> [Your objective]: Copy every line of the material below word for word, leaving out the pictures.
[start Given entries]
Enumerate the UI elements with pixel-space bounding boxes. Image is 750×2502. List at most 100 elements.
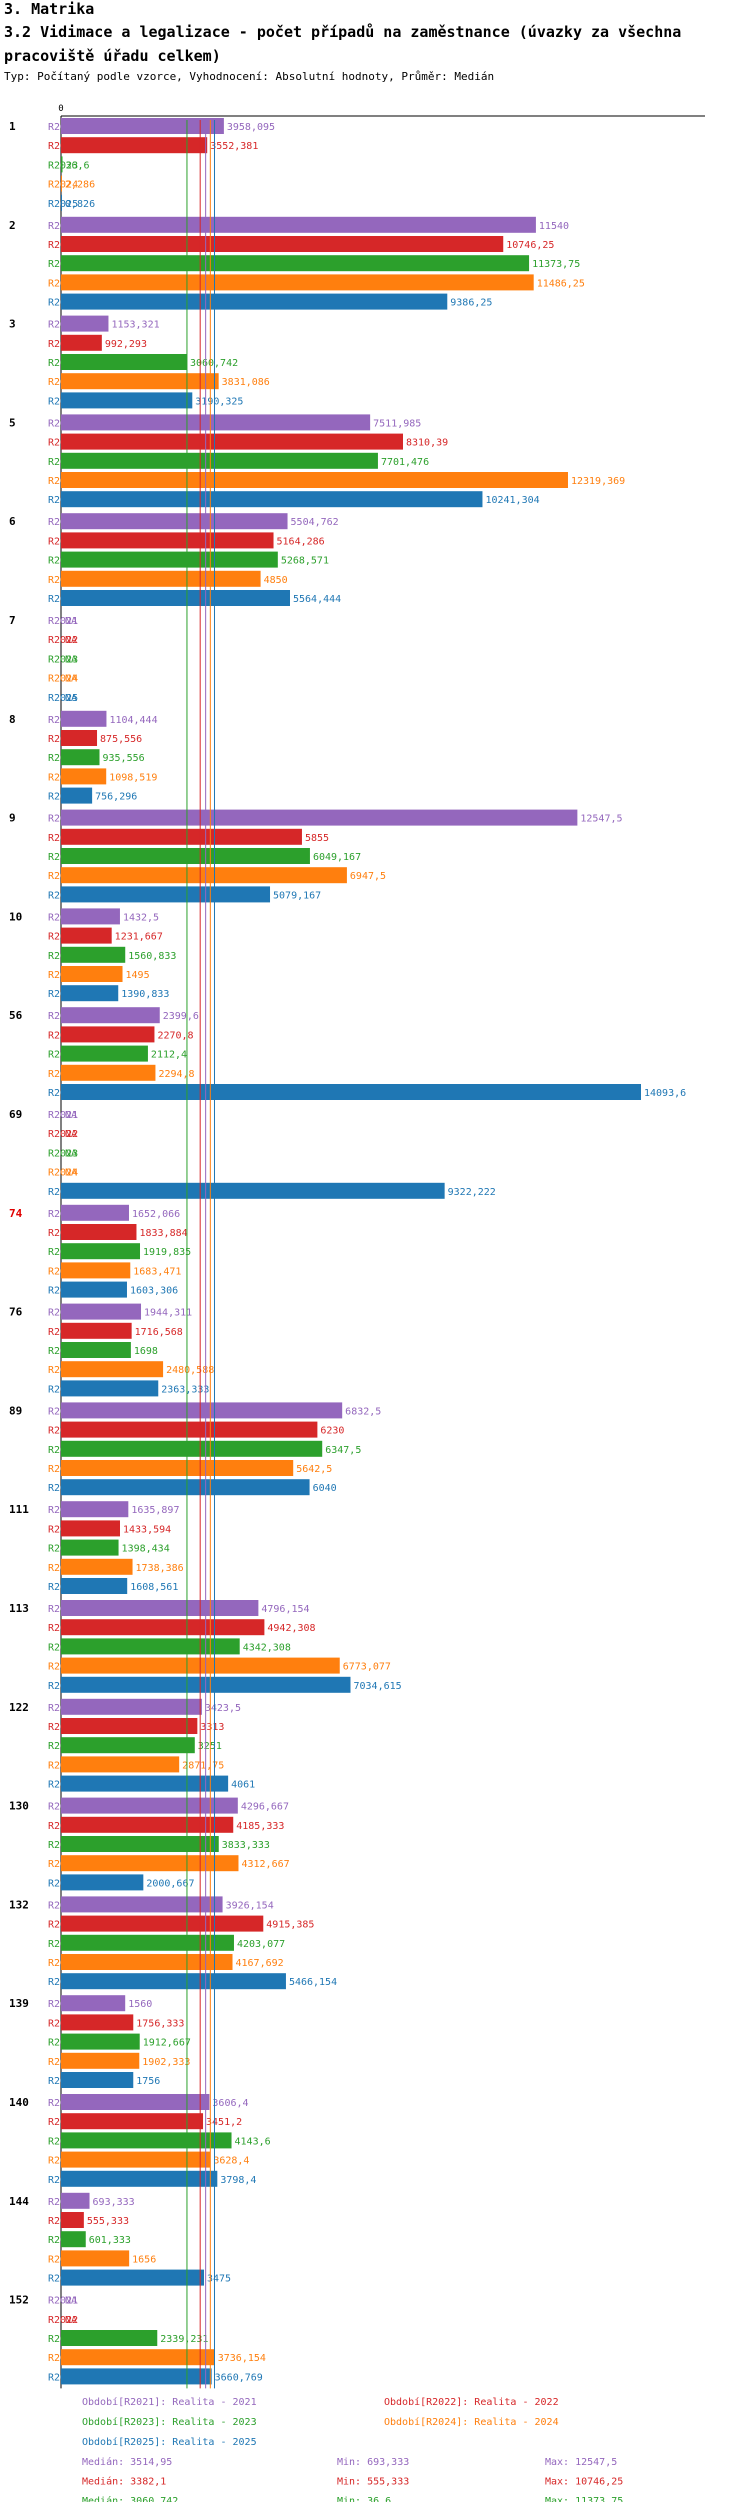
data-label: 2,286 bbox=[65, 180, 95, 191]
bar-132-R2021 bbox=[61, 1896, 223, 1913]
data-label: 3798,4 bbox=[220, 2175, 256, 2186]
legend-item-R2021: Období[R2021]: Realita - 2021 bbox=[82, 2396, 257, 2408]
bar-3-R2021 bbox=[61, 315, 109, 332]
series-key-label: R2021 bbox=[48, 2296, 78, 2307]
data-label: 1398,434 bbox=[122, 1544, 170, 1555]
data-label: NA bbox=[65, 2315, 77, 2326]
bar-8-R2023 bbox=[61, 749, 100, 766]
bar-1-R2021 bbox=[61, 118, 224, 134]
data-label: 3552,381 bbox=[210, 141, 258, 152]
data-label: 11486,25 bbox=[537, 278, 585, 289]
bar-56-R2025 bbox=[61, 1084, 641, 1100]
bar-76-R2021 bbox=[61, 1303, 142, 1320]
bar-140-R2022 bbox=[61, 2113, 204, 2130]
stat-median-R2021: Medián: 3514,95 bbox=[82, 2456, 172, 2468]
bar-9-R2023 bbox=[61, 848, 310, 864]
data-label: 1756,333 bbox=[136, 2018, 184, 2029]
bar-111-R2021 bbox=[61, 1501, 129, 1518]
bar-1-R2025 bbox=[61, 194, 62, 211]
group-label-9: 9 bbox=[9, 812, 16, 825]
data-label: 14093,6 bbox=[644, 1088, 686, 1099]
data-label: NA bbox=[65, 1148, 77, 1159]
data-label: 1098,519 bbox=[109, 772, 157, 783]
series-key-label: R2022 bbox=[48, 1129, 78, 1140]
bar-74-R2024 bbox=[61, 1262, 131, 1279]
legend-item-R2023: Období[R2023]: Realita - 2023 bbox=[82, 2416, 257, 2428]
bar-8-R2025 bbox=[61, 787, 93, 804]
bar-89-R2025 bbox=[61, 1479, 310, 1496]
bar-10-R2021 bbox=[61, 908, 120, 925]
group-label-1: 1 bbox=[9, 120, 16, 133]
data-label: 0,826 bbox=[65, 199, 95, 210]
group-label-76: 76 bbox=[9, 1306, 23, 1319]
bar-152-R2025 bbox=[61, 2368, 212, 2385]
data-label: 1944,311 bbox=[144, 1308, 192, 1319]
group-label-5: 5 bbox=[9, 416, 16, 429]
data-label: 1390,833 bbox=[121, 989, 169, 1000]
data-label: 3660,769 bbox=[215, 2372, 263, 2383]
data-label: 601,333 bbox=[89, 2235, 131, 2246]
series-key-label: R2022 bbox=[48, 635, 78, 646]
data-label: 1756 bbox=[136, 2076, 160, 2087]
data-label: 6832,5 bbox=[345, 1406, 381, 1417]
data-label: 11540 bbox=[539, 221, 569, 232]
bar-130-R2022 bbox=[61, 1816, 234, 1833]
bar-56-R2023 bbox=[61, 1045, 148, 1062]
data-label: NA bbox=[65, 616, 77, 627]
bar-140-R2024 bbox=[61, 2151, 211, 2168]
bar-3-R2023 bbox=[61, 354, 187, 370]
bar-140-R2025 bbox=[61, 2170, 218, 2187]
data-label: 3190,325 bbox=[195, 396, 243, 407]
data-label: 4850 bbox=[264, 575, 288, 586]
series-key-label: R2021 bbox=[48, 616, 78, 627]
data-label: 1833,884 bbox=[139, 1228, 187, 1239]
group-label-56: 56 bbox=[9, 1009, 23, 1022]
data-label: 5504,762 bbox=[291, 517, 339, 528]
x-tick-label-0: 0 bbox=[58, 104, 63, 114]
group-label-3: 3 bbox=[9, 318, 16, 331]
group-label-152: 152 bbox=[9, 2294, 29, 2307]
group-label-139: 139 bbox=[9, 1997, 29, 2010]
data-label: 4312,667 bbox=[241, 1859, 289, 1870]
data-label: 2399,6 bbox=[163, 1011, 199, 1022]
group-label-7: 7 bbox=[9, 614, 16, 627]
data-label: 7701,476 bbox=[381, 457, 429, 468]
series-key-label: R2021 bbox=[48, 1110, 78, 1121]
group-label-10: 10 bbox=[9, 910, 22, 923]
chart-title: 3.2 Vidimace a legalizace - počet případ… bbox=[4, 23, 682, 65]
data-label: 5466,154 bbox=[289, 1977, 337, 1988]
data-label: 1104,444 bbox=[109, 715, 157, 726]
data-label: 1608,561 bbox=[130, 1582, 178, 1593]
data-label: 4342,308 bbox=[243, 1642, 291, 1653]
data-label: 756,296 bbox=[95, 792, 137, 803]
group-label-113: 113 bbox=[9, 1602, 29, 1615]
data-label: 3423,5 bbox=[205, 1703, 241, 1714]
data-label: 1495 bbox=[126, 970, 150, 981]
series-key-label: R2025 bbox=[48, 199, 78, 210]
data-label: 1560,833 bbox=[128, 951, 176, 962]
bar-6-R2023 bbox=[61, 551, 278, 568]
series-key-label: R2023 bbox=[48, 654, 78, 665]
bar-6-R2024 bbox=[61, 570, 261, 587]
bar-89-R2021 bbox=[61, 1402, 343, 1419]
legend-item-R2024: Období[R2024]: Realita - 2024 bbox=[384, 2416, 559, 2428]
data-label: 6049,167 bbox=[313, 852, 361, 863]
bar-113-R2022 bbox=[61, 1619, 265, 1636]
data-label: 3958,095 bbox=[227, 122, 275, 133]
group-label-122: 122 bbox=[9, 1701, 29, 1714]
data-label: 1716,568 bbox=[135, 1327, 183, 1338]
data-label: 4796,154 bbox=[261, 1604, 309, 1615]
group-label-132: 132 bbox=[9, 1898, 29, 1911]
data-label: 1652,066 bbox=[132, 1209, 180, 1220]
data-label: 6040 bbox=[313, 1483, 337, 1494]
bar-76-R2022 bbox=[61, 1322, 132, 1339]
bar-8-R2022 bbox=[61, 730, 98, 746]
bar-132-R2024 bbox=[61, 1954, 233, 1970]
data-label: 2480,588 bbox=[166, 1365, 214, 1376]
bar-9-R2022 bbox=[61, 828, 302, 845]
bar-130-R2023 bbox=[61, 1836, 219, 1852]
data-label: 3831,086 bbox=[222, 377, 270, 388]
legend-item-R2022: Období[R2022]: Realita - 2022 bbox=[384, 2396, 559, 2408]
bar-132-R2022 bbox=[61, 1915, 264, 1932]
[end Given entries]
> [Result of the exercise]:
Enumerate the UI elements with pixel-space bounding boxes. Image is 750×2502. List at most 100 elements.
data-label: 2,286 bbox=[65, 180, 95, 191]
bar-132-R2021 bbox=[61, 1896, 223, 1913]
data-label: 3798,4 bbox=[220, 2175, 256, 2186]
legend-item-R2021: Období[R2021]: Realita - 2021 bbox=[82, 2396, 257, 2408]
bar-3-R2021 bbox=[61, 315, 109, 332]
series-key-label: R2021 bbox=[48, 2296, 78, 2307]
data-label: 1398,434 bbox=[122, 1544, 170, 1555]
data-label: NA bbox=[65, 2315, 77, 2326]
bar-8-R2023 bbox=[61, 749, 100, 766]
bar-1-R2021 bbox=[61, 118, 224, 134]
data-label: 3552,381 bbox=[210, 141, 258, 152]
data-label: 11486,25 bbox=[537, 278, 585, 289]
bar-56-R2025 bbox=[61, 1084, 641, 1100]
bar-76-R2021 bbox=[61, 1303, 142, 1320]
bar-140-R2022 bbox=[61, 2113, 204, 2130]
stat-median-R2021: Medián: 3514,95 bbox=[82, 2456, 172, 2468]
bar-9-R2023 bbox=[61, 848, 310, 864]
data-label: 1756,333 bbox=[136, 2018, 184, 2029]
bar-111-R2021 bbox=[61, 1501, 129, 1518]
bar-1-R2025 bbox=[61, 194, 62, 211]
group-label-9: 9 bbox=[9, 812, 16, 825]
data-label: 14093,6 bbox=[644, 1088, 686, 1099]
data-label: NA bbox=[65, 1148, 77, 1159]
data-label: 1098,519 bbox=[109, 772, 157, 783]
series-key-label: R2022 bbox=[48, 1129, 78, 1140]
bar-74-R2024 bbox=[61, 1262, 131, 1279]
legend-item-R2023: Období[R2023]: Realita - 2023 bbox=[82, 2416, 257, 2428]
bar-8-R2025 bbox=[61, 787, 93, 804]
bar-89-R2025 bbox=[61, 1479, 310, 1496]
bar-10-R2021 bbox=[61, 908, 120, 925]
group-label-1: 1 bbox=[9, 120, 16, 133]
data-label: 0,826 bbox=[65, 199, 95, 210]
group-label-76: 76 bbox=[9, 1306, 23, 1319]
bar-152-R2025 bbox=[61, 2368, 212, 2385]
data-label: 1944,311 bbox=[144, 1308, 192, 1319]
group-label-5: 5 bbox=[9, 416, 16, 429]
data-label: 1390,833 bbox=[121, 989, 169, 1000]
data-label: 3660,769 bbox=[215, 2372, 263, 2383]
data-label: 601,333 bbox=[89, 2235, 131, 2246]
series-key-label: R2022 bbox=[48, 635, 78, 646]
data-label: 1756 bbox=[136, 2076, 160, 2087]
data-label: 6832,5 bbox=[345, 1406, 381, 1417]
data-label: 11540 bbox=[539, 221, 569, 232]
bar-130-R2022 bbox=[61, 1816, 234, 1833]
bar-56-R2023 bbox=[61, 1045, 148, 1062]
data-label: NA bbox=[65, 616, 77, 627]
bar-140-R2024 bbox=[61, 2151, 211, 2168]
bar-3-R2023 bbox=[61, 354, 187, 370]
bar-140-R2025 bbox=[61, 2170, 218, 2187]
data-label: 3190,325 bbox=[195, 396, 243, 407]
data-label: 4850 bbox=[264, 575, 288, 586]
series-key-label: R2021 bbox=[48, 616, 78, 627]
data-label: 1833,884 bbox=[139, 1228, 187, 1239]
group-label-56: 56 bbox=[9, 1009, 23, 1022]
data-label: 5504,762 bbox=[291, 517, 339, 528]
x-tick-label-0: 0 bbox=[58, 104, 63, 114]
group-label-3: 3 bbox=[9, 318, 16, 331]
group-label-152: 152 bbox=[9, 2294, 29, 2307]
group-label-139: 139 bbox=[9, 1997, 29, 2010]
data-label: 4312,667 bbox=[241, 1859, 289, 1870]
data-label: 2399,6 bbox=[163, 1011, 199, 1022]
group-label-7: 7 bbox=[9, 614, 16, 627]
data-label: 7701,476 bbox=[381, 457, 429, 468]
series-key-label: R2021 bbox=[48, 1110, 78, 1121]
group-label-10: 10 bbox=[9, 910, 22, 923]
chart-title: 3.2 Vidimace a legalizace - počet případ… bbox=[4, 23, 682, 65]
data-label: 5466,154 bbox=[289, 1977, 337, 1988]
data-label: 1104,444 bbox=[109, 715, 157, 726]
data-label: 1608,561 bbox=[130, 1582, 178, 1593]
data-label: 4342,308 bbox=[243, 1642, 291, 1653]
data-label: 756,296 bbox=[95, 792, 137, 803]
group-label-113: 113 bbox=[9, 1602, 29, 1615]
data-label: 3423,5 bbox=[205, 1703, 241, 1714]
data-label: 1495 bbox=[126, 970, 150, 981]
series-key-label: R2025 bbox=[48, 199, 78, 210]
data-label: 1560,833 bbox=[128, 951, 176, 962]
bar-6-R2023 bbox=[61, 551, 278, 568]
series-key-label: R2023 bbox=[48, 654, 78, 665]
bar-6-R2024 bbox=[61, 570, 261, 587]
bar-89-R2021 bbox=[61, 1402, 343, 1419]
legend-item-R2024: Období[R2024]: Realita - 2024 bbox=[384, 2416, 559, 2428]
data-label: 6049,167 bbox=[313, 852, 361, 863]
bar-113-R2022 bbox=[61, 1619, 265, 1636]
data-label: 3958,095 bbox=[227, 122, 275, 133]
group-label-122: 122 bbox=[9, 1701, 29, 1714]
data-label: 1716,568 bbox=[135, 1327, 183, 1338]
data-label: 4796,154 bbox=[261, 1604, 309, 1615]
group-label-132: 132 bbox=[9, 1898, 29, 1911]
data-label: 1652,066 bbox=[132, 1209, 180, 1220]
data-label: 6040 bbox=[313, 1483, 337, 1494]
bar-76-R2022 bbox=[61, 1322, 132, 1339]
bar-8-R2022 bbox=[61, 730, 98, 746]
bar-132-R2024 bbox=[61, 1954, 233, 1970]
data-label: 2480,588 bbox=[166, 1365, 214, 1376]
bar-9-R2022 bbox=[61, 828, 302, 845]
bar-130-R2023 bbox=[61, 1836, 219, 1852]
data-label: 3831,086 bbox=[222, 377, 270, 388]
legend-item-R2022: Období[R2022]: Realita - 2022 bbox=[384, 2396, 559, 2408]
bar-132-R2022 bbox=[61, 1915, 264, 1932]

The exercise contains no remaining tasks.